What needs to be done - Check each line below for the word "mono", and copy those that have it.

[Records from a dataset]
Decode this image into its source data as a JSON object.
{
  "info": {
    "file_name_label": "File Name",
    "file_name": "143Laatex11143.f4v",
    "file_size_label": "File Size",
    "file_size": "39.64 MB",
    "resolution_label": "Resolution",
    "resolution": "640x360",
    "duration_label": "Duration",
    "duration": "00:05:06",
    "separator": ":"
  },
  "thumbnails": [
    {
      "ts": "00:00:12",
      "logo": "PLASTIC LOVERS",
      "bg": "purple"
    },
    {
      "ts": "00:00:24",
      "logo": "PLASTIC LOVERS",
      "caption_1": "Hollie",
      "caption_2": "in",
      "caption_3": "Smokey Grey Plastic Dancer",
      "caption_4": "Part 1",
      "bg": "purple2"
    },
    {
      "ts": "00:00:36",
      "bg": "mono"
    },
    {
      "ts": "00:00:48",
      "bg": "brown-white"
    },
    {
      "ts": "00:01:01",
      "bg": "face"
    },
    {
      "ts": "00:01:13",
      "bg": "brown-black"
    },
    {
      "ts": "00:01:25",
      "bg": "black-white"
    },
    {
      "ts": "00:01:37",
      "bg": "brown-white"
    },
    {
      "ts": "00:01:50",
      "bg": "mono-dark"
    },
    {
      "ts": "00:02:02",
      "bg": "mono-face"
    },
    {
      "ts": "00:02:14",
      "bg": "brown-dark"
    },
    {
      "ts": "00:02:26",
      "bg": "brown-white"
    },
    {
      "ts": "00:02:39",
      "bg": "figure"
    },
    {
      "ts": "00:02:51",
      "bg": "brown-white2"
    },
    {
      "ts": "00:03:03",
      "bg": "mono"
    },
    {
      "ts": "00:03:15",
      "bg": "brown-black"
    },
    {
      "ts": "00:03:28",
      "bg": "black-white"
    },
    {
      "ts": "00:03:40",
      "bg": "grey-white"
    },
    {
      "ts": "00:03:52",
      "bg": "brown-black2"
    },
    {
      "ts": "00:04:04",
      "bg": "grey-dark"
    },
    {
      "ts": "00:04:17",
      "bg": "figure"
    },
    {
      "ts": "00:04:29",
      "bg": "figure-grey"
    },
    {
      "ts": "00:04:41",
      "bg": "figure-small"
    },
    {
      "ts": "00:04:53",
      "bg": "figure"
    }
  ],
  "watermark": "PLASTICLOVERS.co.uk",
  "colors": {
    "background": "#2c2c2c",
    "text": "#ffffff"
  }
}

Output below -
      "bg": "mono"
      "bg": "mono-dark"
      "bg": "mono-face"
      "bg": "mono"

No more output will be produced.